Source document
%%

Database week 6

Comp 353/453: Database Programming, Corboy 523, 7:00 Thursdays

Week 6, Feb 23

Read in Elmasri & Navathe (EN)

Chapter 3, The Relational Data Model ...., section 3: Update Operations
Chapter 4: Basic SQL
Chapter 5:

Midterm: March 15

Homework 2 updated rules:

Due Sunday, Feb 26, 2012 (was Feb 24)

All submissions must be in text format, WITHOUT UNICODE (especially unicode quotation marks)! Use only standard ASCII quotation marks ' and ", as needed. Be aware that if you paste your work into a MSWord file, quotes may be changed to unicode.

All SQL queries should be "copy-and-paste ready"; that is, any extraneous marks (such as "->" or other prompts) should be edited out. Leading spaces are ok; however, tabs have strange consequences and you should try to avoid them.

When a query is requested, your answers should be in the form of a SINGLE query; do not retrieve a value with one query and then manually plug that value into a second query.

First look at PHP PDO and LAMP (or WAMP)

Try removing the ";" from the include statement in pdo1.php to admire the elegance and precision of the resultant error message.

A brief word on auto-commit

To commit your SQL updates is to write the changes to the permanent database; in this sense, it is like save. So far we've assumed that there is a commit operation performed after every insert or update; this situation is called auto-commit. Generally, auto-commit mode is an attribute of your database connection; if auto-commit is true then a commit is performed after every SQL statement that potentially alters the database.

The alternative to auto-commit is to execute a group of updates, and then explicitly invoke the commit operation at the end, to commit all the updates together. A group of SQL statements between consecutive commits is then called a transaction; all the statements of the transaction are committed together. Usually, though, we want a stronger assurance: that all the statements of the transaction either succeed, or none of them do (this is implicit if we know that commits always succeed, but this is not the case in the real world). This is known as the atomicity requirement, the first part of the ACID test (atomicity, consistency, isolation, durability). The idea is that a transaction should be atomic, that is, indivisible: the individual queries that make it up should be executed as a unit.

Instead of a commit, a user may also issue a rollback, which means to throw away all the actions back to the previous commit, thus discarding the transaction.

We'll stick with auto-commit for a while longer, but be aware of two things:

This is why there is no "save" operation
auto-commit is not universal; sometimes you need manual control

Entity-Relationship modeling

Here's a summary for the construction of entities:

Look for the "concrete" objects in the problem domain
List the attributes of each entity.

%%

Data shown
%%

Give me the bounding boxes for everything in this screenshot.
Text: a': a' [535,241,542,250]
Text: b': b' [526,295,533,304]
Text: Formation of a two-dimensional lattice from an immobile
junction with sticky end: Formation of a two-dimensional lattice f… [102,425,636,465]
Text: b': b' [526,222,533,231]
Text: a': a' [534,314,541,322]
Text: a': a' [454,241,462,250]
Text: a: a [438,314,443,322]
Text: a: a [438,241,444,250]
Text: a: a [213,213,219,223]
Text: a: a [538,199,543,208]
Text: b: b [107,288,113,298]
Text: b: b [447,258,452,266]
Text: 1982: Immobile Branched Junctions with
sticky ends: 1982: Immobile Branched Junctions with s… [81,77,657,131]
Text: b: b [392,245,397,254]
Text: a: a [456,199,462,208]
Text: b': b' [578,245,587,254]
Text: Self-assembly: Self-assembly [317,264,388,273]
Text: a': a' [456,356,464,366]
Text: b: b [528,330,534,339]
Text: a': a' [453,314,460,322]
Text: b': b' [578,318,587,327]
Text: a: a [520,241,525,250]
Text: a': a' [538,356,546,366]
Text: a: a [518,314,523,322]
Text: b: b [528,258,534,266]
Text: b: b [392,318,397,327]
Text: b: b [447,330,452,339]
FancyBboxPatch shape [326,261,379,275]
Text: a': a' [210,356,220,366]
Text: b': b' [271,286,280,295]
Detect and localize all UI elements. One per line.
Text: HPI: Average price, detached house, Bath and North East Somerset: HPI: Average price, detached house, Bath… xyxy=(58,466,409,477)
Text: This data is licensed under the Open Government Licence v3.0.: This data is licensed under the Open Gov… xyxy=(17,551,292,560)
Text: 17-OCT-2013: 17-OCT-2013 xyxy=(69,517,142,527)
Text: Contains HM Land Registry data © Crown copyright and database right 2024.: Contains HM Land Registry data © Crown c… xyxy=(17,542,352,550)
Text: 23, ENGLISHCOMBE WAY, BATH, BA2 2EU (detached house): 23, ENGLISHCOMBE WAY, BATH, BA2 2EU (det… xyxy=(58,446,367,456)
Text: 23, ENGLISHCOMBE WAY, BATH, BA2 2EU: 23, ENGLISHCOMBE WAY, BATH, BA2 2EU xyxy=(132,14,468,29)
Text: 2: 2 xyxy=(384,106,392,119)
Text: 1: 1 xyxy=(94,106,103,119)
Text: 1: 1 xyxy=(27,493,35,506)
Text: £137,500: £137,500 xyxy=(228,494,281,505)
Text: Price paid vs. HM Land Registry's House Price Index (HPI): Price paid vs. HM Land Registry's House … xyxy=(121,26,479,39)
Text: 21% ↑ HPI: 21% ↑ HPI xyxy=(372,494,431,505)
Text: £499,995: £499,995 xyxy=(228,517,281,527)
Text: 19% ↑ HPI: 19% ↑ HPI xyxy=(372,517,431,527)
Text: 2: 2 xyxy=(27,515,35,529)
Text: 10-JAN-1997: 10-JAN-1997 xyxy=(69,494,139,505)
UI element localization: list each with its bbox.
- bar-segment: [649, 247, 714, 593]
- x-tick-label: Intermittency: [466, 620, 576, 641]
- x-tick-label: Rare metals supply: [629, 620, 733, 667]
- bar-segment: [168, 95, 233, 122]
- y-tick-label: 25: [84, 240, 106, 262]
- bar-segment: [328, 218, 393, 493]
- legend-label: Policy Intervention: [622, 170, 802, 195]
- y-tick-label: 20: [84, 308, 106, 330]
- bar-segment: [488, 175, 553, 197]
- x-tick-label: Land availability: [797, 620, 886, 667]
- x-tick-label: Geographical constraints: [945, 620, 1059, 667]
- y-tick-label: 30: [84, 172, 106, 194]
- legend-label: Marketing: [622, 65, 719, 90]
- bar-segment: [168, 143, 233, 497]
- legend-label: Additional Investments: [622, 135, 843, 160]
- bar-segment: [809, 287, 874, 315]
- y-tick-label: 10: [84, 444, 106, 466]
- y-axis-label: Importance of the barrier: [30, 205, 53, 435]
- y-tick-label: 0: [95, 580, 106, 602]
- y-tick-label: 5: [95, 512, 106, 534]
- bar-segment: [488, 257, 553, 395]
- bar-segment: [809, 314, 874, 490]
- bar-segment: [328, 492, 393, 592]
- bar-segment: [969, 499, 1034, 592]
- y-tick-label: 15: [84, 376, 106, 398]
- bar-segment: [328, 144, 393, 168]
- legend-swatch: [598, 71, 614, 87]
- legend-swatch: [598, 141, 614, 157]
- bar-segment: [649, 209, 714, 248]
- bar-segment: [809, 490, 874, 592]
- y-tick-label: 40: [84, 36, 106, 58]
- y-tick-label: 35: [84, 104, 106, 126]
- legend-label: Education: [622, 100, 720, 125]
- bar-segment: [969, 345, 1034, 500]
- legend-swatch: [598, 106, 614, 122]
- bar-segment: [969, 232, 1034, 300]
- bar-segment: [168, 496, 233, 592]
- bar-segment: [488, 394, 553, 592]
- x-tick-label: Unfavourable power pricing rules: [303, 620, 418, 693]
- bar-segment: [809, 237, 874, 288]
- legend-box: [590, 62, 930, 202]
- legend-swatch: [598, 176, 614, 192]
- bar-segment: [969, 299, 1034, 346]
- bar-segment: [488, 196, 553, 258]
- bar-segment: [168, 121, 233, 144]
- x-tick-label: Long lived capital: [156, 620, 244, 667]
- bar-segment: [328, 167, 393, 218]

%%

Set tasks
**1)** Set down the passage of the database course notes that begins at the words "Read in Elmasri" and stops after "changed to unicode.".
**2)** According to the database course notes, on what date is the midterm?
**3)** Translate this sentence from the database course notes into Spanish: "Instead of a commit, a user may also issue a rollback, which means to throw away all the actions back to the previous commit, thus discarding the transaction."
The listing has no connection to the database course notes.

Per-task answers
**1)**
Read in Elmasri & Navathe (EN)

Chapter 3, The Relational Data Model ...., section 3: Update Operations
Chapter 4: Basic SQL
Chapter 5:

Midterm: March 15

Homework 2 updated rules:

Due Sunday, Feb 26, 2012 (was Feb 24)

All submissions must be in text format, WITHOUT UNICODE (especially unicode quotation marks)! Use only standard ASCII quotation marks ' and ", as needed. Be aware that if you paste your work into a MSWord file, quotes may be changed to unicode.

**2)** March 15

**3)** En lugar de un commit, un usuario también puede emitir un rollback, lo que significa desechar todas las acciones hasta el commit anterior, descartando así la transacción.